DATA start
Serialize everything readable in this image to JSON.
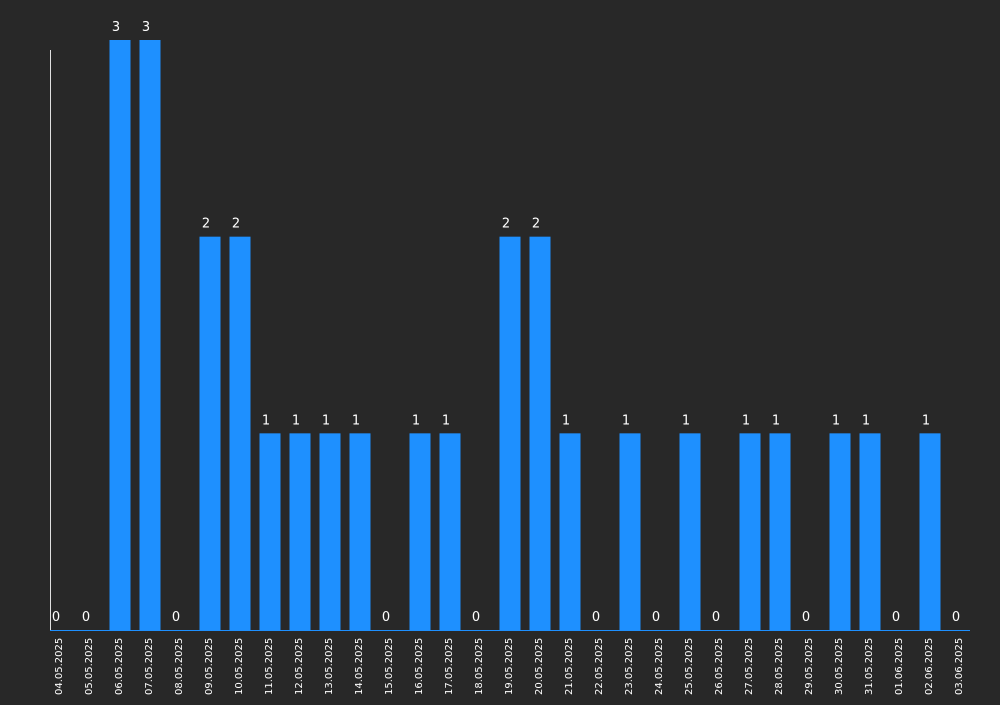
{
  "chart_data": {
    "type": "bar",
    "title": "",
    "xlabel": "",
    "ylabel": "",
    "ylim": [
      0,
      3
    ],
    "grid": false,
    "legend": "none",
    "categories": [
      "04.05.2025",
      "05.05.2025",
      "06.05.2025",
      "07.05.2025",
      "08.05.2025",
      "09.05.2025",
      "10.05.2025",
      "11.05.2025",
      "12.05.2025",
      "13.05.2025",
      "14.05.2025",
      "15.05.2025",
      "16.05.2025",
      "17.05.2025",
      "18.05.2025",
      "19.05.2025",
      "20.05.2025",
      "21.05.2025",
      "22.05.2025",
      "23.05.2025",
      "24.05.2025",
      "25.05.2025",
      "26.05.2025",
      "27.05.2025",
      "28.05.2025",
      "29.05.2025",
      "30.05.2025",
      "31.05.2025",
      "01.06.2025",
      "02.06.2025",
      "03.06.2025"
    ],
    "values": [
      0,
      0,
      3,
      3,
      0,
      2,
      2,
      1,
      1,
      1,
      1,
      0,
      1,
      1,
      0,
      2,
      2,
      1,
      0,
      1,
      0,
      1,
      0,
      1,
      1,
      0,
      1,
      1,
      0,
      1,
      0
    ],
    "data_labels": [
      "0",
      "0",
      "3",
      "3",
      "0",
      "2",
      "2",
      "1",
      "1",
      "1",
      "1",
      "0",
      "1",
      "1",
      "0",
      "2",
      "2",
      "1",
      "0",
      "1",
      "0",
      "1",
      "0",
      "1",
      "1",
      "0",
      "1",
      "1",
      "0",
      "1",
      "0"
    ],
    "colors": {
      "background": "#282828",
      "bar": "#1e90ff",
      "axis": "#e0e0e0",
      "text": "#ffffff"
    }
  }
}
DATA end
DIRECTIVE -
Repeat each entry exactly as given; no pictures belong in the copy.

FINISHED EXERCISE -
Serialize everything readable in this image to JSON.
{
  "chart_data": {
    "type": "bar",
    "title": "",
    "xlabel": "",
    "ylabel": "",
    "ylim": [
      0,
      3
    ],
    "grid": false,
    "legend": "none",
    "categories": [
      "04.05.2025",
      "05.05.2025",
      "06.05.2025",
      "07.05.2025",
      "08.05.2025",
      "09.05.2025",
      "10.05.2025",
      "11.05.2025",
      "12.05.2025",
      "13.05.2025",
      "14.05.2025",
      "15.05.2025",
      "16.05.2025",
      "17.05.2025",
      "18.05.2025",
      "19.05.2025",
      "20.05.2025",
      "21.05.2025",
      "22.05.2025",
      "23.05.2025",
      "24.05.2025",
      "25.05.2025",
      "26.05.2025",
      "27.05.2025",
      "28.05.2025",
      "29.05.2025",
      "30.05.2025",
      "31.05.2025",
      "01.06.2025",
      "02.06.2025",
      "03.06.2025"
    ],
    "values": [
      0,
      0,
      3,
      3,
      0,
      2,
      2,
      1,
      1,
      1,
      1,
      0,
      1,
      1,
      0,
      2,
      2,
      1,
      0,
      1,
      0,
      1,
      0,
      1,
      1,
      0,
      1,
      1,
      0,
      1,
      0
    ],
    "data_labels": [
      "0",
      "0",
      "3",
      "3",
      "0",
      "2",
      "2",
      "1",
      "1",
      "1",
      "1",
      "0",
      "1",
      "1",
      "0",
      "2",
      "2",
      "1",
      "0",
      "1",
      "0",
      "1",
      "0",
      "1",
      "1",
      "0",
      "1",
      "1",
      "0",
      "1",
      "0"
    ],
    "colors": {
      "background": "#282828",
      "bar": "#1e90ff",
      "axis": "#e0e0e0",
      "text": "#ffffff"
    }
  }
}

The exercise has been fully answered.